**Исходный текст**
--

Игнаций и Мария, с момента образования Чехословакии в 1918 году, гордились тем, что имеют гражданство этой страны. Они жили в центре процветавшего в то время Ужгорода, главного города провинции Рутения. Рот думал, что далекая германская угроза никогда не станет реальной для евреев в этом краю.

Иосиф держался другого мнения. Наступил ноябрь 1938 года. Чемберлен уже заключил сделку с немцами за счет чехов. В конце сентября генерал Йодль записал в своем дневнике: «Подписано Мюнхенское соглашение. Чехословакия как держава перестала существовать… Гений фюрера и его решимость не отступать даже перед угрозой мировой войны снова принесли победу без применения силы. Теперь надо надеяться, что этот наивный, колеблющийся и слабый народ уже покорен и останется таковым впредь».

Поскольку Иосиф не был ни наивным, ни слабым, то он дожил до нашего времени, сохранив сделанную им фотографию. Оккупировав Судетскую область, Гитлер, конечно, «гарантировал» территориальную целостность остальной Чехословакии и, конечно, не собирался держать слово. После того как «маленькая чешская «линия Мажино» была в его руках, Гитлер вскоре захватил большую часть провинций этой страны, кинув несколько костей жадным и близоруким соседям. Одной из таких «костей» и была Рутения. На нее давно претендовала Венгрия, чьи войска были уже сконцентрированы на границе. Связи между Берлином и Будапештом в это время расширились и укрепились, так что 14 марта 1939 года напуганные жители провинции провозгласили независимость и попросили Гитлера их «защитить». Но опоздали. Уже после войны, разбирая дипломатическую переписку рейха, представители союзников обнаружили послание Хорти Гитлеру от 13 марта в ответ на «подарок»: «Ваше Превосходительство! Сердечно благодарю Вас. Я не нахожу слов, чтобы выразить свою радость, поскольку этот регион имеет для Венгрии решающее значение… Мы тщательно готовимся к началу дела. Уже есть приказ. 16 марта, в четверг, произойдет пограничный инцидент, а затем начнется общее наступление».

--

**Исходные данные**

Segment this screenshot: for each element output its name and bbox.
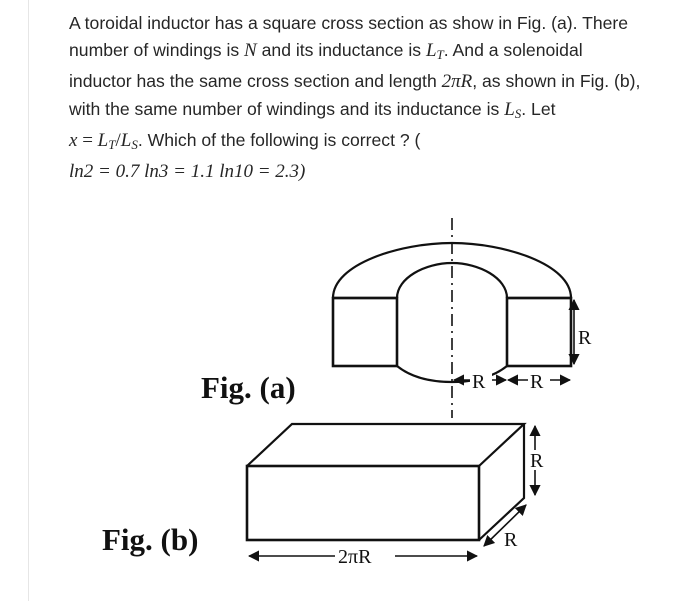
right-cross-section	[507, 298, 571, 366]
dim-label-length: 2πR	[338, 546, 372, 568]
box-top-face	[247, 424, 524, 466]
dim-label-height: R	[530, 450, 544, 472]
question-line-4: with the same number of windings and its inductance is $L_S$. Let	[69, 98, 556, 121]
dim-label-outer: R	[530, 371, 544, 393]
symbol-2piR: 2πR	[441, 71, 473, 92]
box-right-face	[479, 424, 524, 540]
left-cross-section	[333, 298, 397, 366]
question-line-3: inductor has the same cross section and length 2πR, as shown in Fig. (b),	[69, 71, 641, 92]
dim-label-inner: R	[472, 371, 486, 393]
question-line-1: A toroidal inductor has a square cross section as show in Fig. (a). There	[69, 13, 629, 33]
dim-label-depth: R	[504, 529, 518, 551]
question-line-2: number of windings is N and its inductance is $L_T$. And a solenoidal	[69, 39, 583, 62]
symbol-N: N	[244, 39, 257, 61]
symbol-L: L	[425, 39, 437, 61]
dim-label-side: R	[578, 327, 592, 349]
caption-fig-b: Fig. (b)	[102, 522, 199, 557]
solenoid-drawing	[247, 424, 524, 540]
question-line-5: $x = L_T/L_S$. Which of the following is correct ? (	[69, 130, 421, 152]
question-line-6: ln2 = 0.7 ln3 = 1.1 ln10 = 2.3)	[69, 160, 306, 182]
caption-fig-a: Fig. (a)	[201, 370, 296, 405]
box-front-face	[247, 466, 479, 540]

--

**Описание задания**
Верните без изменений фрагмент текста о Рутении в 1938–1939 годах: от слов «Игнаций и Мария, с» до слов «в этом краю.» включительно.

**Правильный ответ**
Игнаций и Мария, с момента образования Чехословакии в 1918 году, гордились тем, что имеют гражданство этой страны. Они жили в центре процветавшего в то время Ужгорода, главного города провинции Рутения. Рот думал, что далекая германская угроза никогда не станет реальной для евреев в этом краю.